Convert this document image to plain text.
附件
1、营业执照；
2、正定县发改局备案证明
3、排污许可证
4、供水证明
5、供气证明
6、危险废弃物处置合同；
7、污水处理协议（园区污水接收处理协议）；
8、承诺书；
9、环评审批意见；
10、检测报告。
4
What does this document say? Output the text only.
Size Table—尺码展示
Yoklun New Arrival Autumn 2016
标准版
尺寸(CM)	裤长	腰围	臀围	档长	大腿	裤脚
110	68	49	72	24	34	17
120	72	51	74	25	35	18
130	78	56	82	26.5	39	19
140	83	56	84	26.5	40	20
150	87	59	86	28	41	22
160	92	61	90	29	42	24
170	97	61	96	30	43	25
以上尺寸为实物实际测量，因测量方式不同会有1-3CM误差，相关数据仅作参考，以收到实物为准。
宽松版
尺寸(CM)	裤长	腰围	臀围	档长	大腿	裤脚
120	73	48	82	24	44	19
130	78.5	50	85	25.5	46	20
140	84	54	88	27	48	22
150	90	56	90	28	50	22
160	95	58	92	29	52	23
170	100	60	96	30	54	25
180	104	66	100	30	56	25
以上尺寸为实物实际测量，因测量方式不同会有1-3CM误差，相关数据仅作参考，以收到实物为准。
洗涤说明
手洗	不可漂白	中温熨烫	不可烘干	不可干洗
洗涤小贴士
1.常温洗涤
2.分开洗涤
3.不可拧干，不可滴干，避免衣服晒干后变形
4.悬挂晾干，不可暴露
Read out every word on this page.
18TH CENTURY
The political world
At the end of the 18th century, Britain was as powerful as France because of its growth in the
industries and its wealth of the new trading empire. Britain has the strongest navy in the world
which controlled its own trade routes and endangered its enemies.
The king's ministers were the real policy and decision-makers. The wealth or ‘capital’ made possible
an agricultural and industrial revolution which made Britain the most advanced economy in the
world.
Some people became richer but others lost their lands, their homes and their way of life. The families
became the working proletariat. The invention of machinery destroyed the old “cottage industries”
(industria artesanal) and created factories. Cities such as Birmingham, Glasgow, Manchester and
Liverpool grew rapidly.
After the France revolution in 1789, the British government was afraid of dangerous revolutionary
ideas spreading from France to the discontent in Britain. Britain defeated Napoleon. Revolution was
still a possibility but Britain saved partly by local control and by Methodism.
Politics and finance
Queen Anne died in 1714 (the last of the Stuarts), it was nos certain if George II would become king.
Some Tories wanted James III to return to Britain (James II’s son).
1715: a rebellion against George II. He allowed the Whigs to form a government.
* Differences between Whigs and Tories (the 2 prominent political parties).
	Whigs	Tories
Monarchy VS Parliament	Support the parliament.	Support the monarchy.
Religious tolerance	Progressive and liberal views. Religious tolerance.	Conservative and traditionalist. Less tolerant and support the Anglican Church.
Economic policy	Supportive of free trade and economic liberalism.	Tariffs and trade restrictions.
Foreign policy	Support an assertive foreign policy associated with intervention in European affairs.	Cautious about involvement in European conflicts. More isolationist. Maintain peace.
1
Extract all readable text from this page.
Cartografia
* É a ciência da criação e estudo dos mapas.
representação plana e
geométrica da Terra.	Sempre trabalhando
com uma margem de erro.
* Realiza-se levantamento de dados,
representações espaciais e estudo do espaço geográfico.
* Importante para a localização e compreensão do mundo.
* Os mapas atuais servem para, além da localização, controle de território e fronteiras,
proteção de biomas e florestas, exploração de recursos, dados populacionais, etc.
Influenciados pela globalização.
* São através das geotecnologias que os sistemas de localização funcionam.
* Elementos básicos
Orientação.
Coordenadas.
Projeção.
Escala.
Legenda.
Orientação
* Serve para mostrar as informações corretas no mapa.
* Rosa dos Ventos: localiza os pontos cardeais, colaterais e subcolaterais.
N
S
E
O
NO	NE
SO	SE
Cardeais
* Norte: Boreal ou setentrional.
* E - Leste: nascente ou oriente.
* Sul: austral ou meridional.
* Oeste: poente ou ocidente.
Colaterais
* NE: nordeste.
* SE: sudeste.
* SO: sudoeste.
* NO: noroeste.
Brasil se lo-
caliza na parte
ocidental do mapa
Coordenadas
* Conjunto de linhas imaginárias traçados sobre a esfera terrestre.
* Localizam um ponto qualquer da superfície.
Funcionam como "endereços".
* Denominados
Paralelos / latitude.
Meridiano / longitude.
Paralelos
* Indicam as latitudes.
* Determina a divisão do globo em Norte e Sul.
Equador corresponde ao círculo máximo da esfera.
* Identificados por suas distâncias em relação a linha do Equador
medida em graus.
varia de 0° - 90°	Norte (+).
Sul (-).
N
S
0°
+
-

Problem description:
List the lines of the material in which the word "Equador" occurs.

Task result:
Equador corresponde ao círculo máximo da esfera.
* Identificados por suas distâncias em relação a linha do Equador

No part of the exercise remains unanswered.